Stated exercise>
Pull every line that holds the word "ffffff" from the entries.

Structured figure records:
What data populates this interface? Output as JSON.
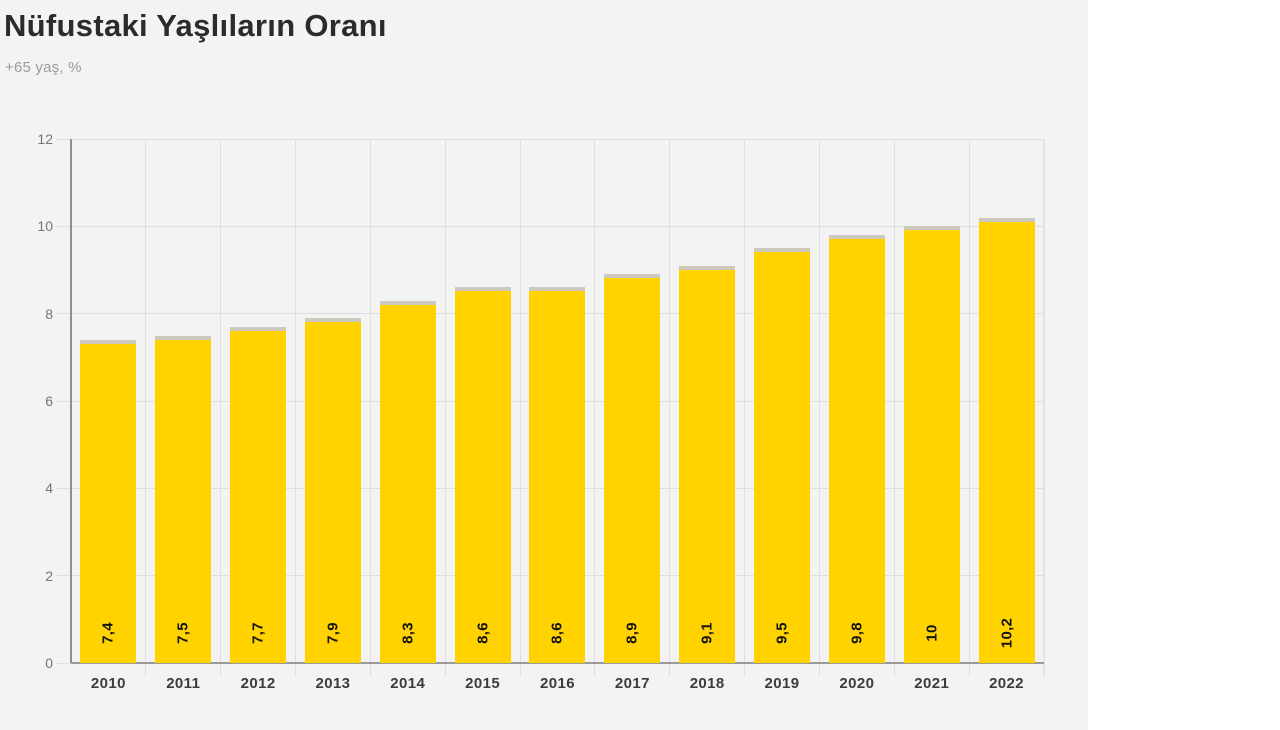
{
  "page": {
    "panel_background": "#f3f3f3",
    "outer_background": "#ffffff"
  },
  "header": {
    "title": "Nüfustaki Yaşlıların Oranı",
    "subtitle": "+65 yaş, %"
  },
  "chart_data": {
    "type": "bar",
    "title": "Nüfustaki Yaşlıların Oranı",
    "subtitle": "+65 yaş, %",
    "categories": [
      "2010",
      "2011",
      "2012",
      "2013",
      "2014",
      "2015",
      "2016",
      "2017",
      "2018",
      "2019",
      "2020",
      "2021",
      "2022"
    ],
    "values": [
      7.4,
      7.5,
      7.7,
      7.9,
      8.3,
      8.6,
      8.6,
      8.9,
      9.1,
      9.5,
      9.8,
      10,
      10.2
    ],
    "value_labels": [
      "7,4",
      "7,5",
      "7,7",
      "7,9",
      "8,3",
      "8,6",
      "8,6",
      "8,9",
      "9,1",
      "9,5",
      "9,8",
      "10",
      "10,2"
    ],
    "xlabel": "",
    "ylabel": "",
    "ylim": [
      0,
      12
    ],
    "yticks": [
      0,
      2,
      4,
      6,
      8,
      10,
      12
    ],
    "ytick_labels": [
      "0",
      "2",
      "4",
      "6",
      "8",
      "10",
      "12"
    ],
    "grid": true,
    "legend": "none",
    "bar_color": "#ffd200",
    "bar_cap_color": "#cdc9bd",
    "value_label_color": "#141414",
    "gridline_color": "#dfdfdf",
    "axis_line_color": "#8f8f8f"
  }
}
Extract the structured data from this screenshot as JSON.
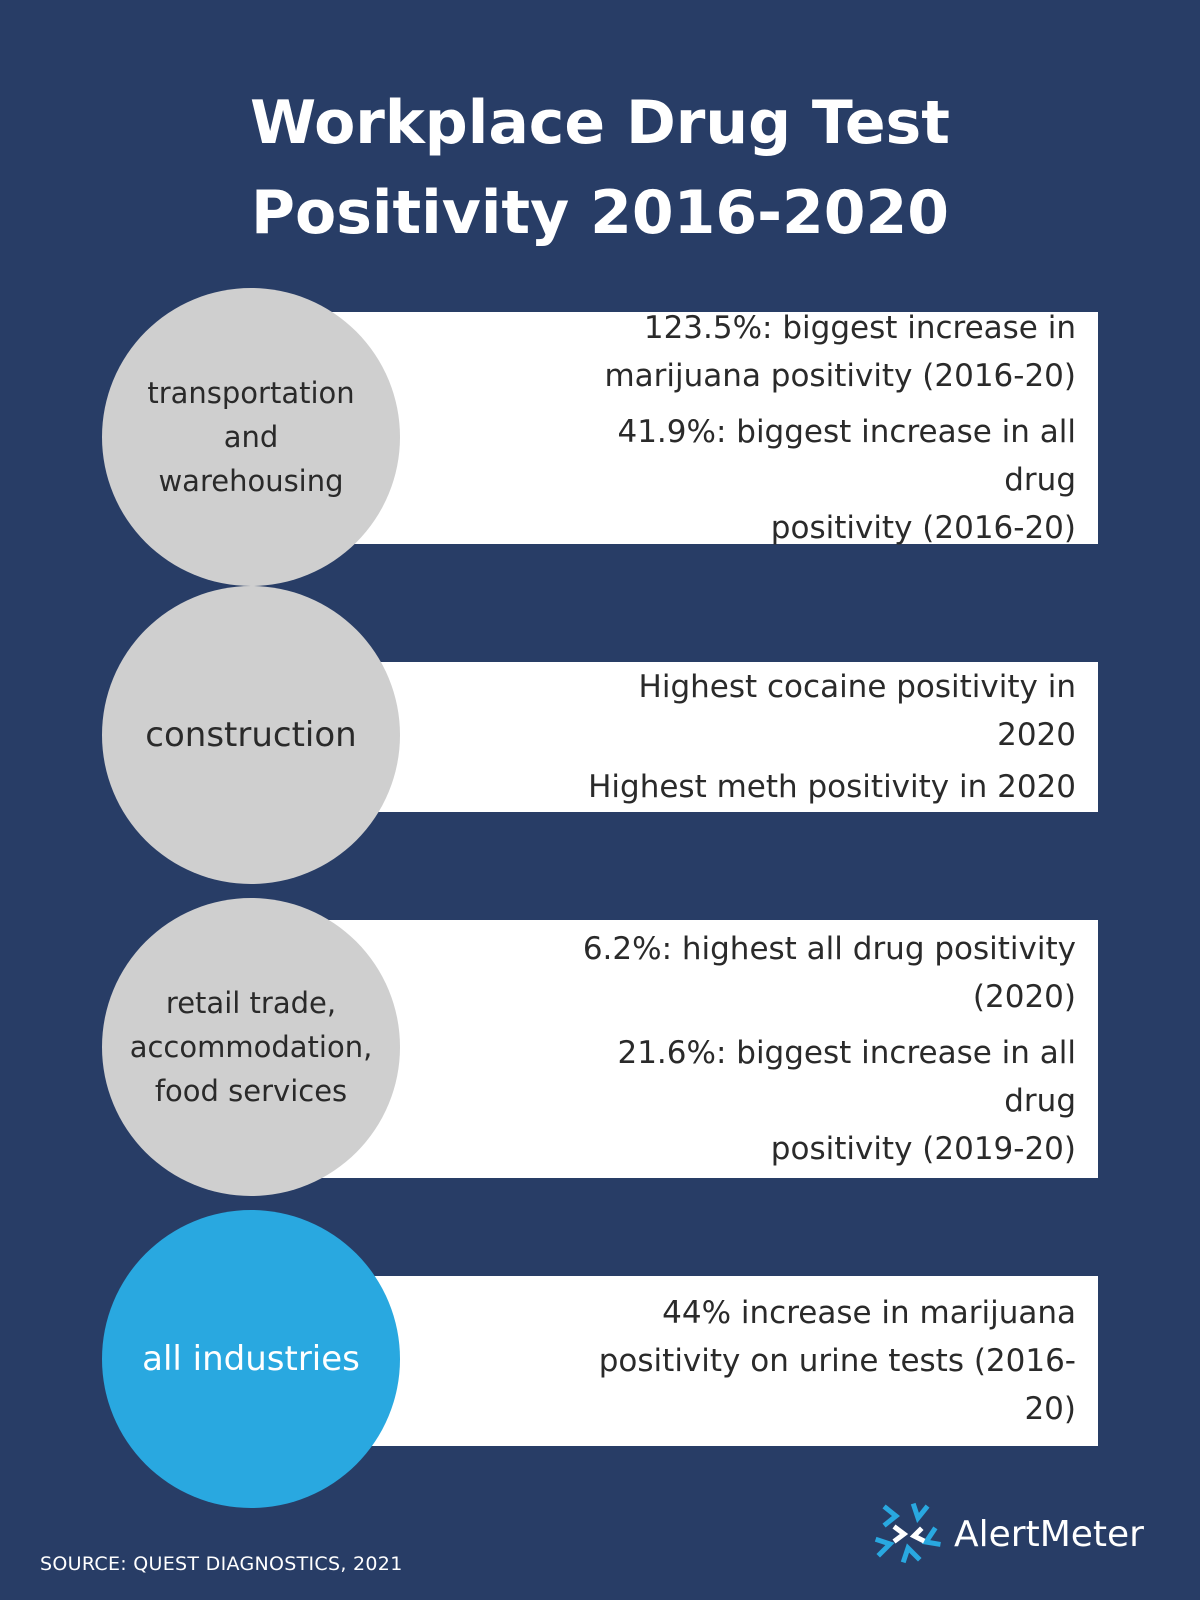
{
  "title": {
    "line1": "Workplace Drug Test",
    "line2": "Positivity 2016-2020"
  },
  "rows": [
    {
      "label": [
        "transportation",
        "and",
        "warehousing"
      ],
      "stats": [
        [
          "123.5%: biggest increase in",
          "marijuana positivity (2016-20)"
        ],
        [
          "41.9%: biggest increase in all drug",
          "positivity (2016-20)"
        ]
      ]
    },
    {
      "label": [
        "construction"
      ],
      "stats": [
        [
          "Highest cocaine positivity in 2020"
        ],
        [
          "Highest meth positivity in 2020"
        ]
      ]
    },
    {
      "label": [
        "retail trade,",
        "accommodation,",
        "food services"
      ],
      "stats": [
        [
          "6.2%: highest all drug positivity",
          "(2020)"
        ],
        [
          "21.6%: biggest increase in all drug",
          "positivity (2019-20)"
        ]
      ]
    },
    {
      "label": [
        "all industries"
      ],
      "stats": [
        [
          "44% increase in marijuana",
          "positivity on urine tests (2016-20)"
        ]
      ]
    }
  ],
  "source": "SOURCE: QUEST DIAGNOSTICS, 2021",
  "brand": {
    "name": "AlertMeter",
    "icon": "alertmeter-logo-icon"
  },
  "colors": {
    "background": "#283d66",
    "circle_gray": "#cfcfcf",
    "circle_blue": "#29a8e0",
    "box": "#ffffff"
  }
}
--
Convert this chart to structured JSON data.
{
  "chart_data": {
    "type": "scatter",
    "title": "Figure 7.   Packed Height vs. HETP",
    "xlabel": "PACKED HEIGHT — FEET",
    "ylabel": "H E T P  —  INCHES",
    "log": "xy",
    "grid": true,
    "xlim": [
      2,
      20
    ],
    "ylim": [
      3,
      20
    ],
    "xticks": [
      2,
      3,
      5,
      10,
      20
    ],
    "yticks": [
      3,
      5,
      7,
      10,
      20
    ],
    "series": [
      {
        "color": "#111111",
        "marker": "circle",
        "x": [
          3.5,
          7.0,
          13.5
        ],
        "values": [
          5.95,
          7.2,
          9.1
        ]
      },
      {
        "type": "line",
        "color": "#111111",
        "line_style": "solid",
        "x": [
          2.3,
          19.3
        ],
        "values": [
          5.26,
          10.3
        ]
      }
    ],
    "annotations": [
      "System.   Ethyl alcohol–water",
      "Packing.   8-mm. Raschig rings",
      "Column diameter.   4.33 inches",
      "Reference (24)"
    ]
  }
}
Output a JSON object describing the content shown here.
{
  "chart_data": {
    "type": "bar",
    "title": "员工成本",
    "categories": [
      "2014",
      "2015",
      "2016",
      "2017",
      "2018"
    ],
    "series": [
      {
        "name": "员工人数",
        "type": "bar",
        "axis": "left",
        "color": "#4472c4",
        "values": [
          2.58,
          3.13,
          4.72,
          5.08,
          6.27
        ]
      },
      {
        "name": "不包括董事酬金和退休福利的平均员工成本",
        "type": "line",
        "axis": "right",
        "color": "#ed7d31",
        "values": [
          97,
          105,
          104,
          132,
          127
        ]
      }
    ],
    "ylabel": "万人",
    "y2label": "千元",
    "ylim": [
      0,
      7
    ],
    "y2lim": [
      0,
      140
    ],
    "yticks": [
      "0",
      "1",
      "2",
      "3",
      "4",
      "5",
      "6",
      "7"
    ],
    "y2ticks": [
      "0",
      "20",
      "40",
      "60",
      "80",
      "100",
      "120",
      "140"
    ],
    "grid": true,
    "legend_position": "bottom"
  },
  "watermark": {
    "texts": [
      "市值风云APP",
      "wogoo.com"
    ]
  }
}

Final result>
    "outer_background": "#ffffff"
    "box": "#ffffff"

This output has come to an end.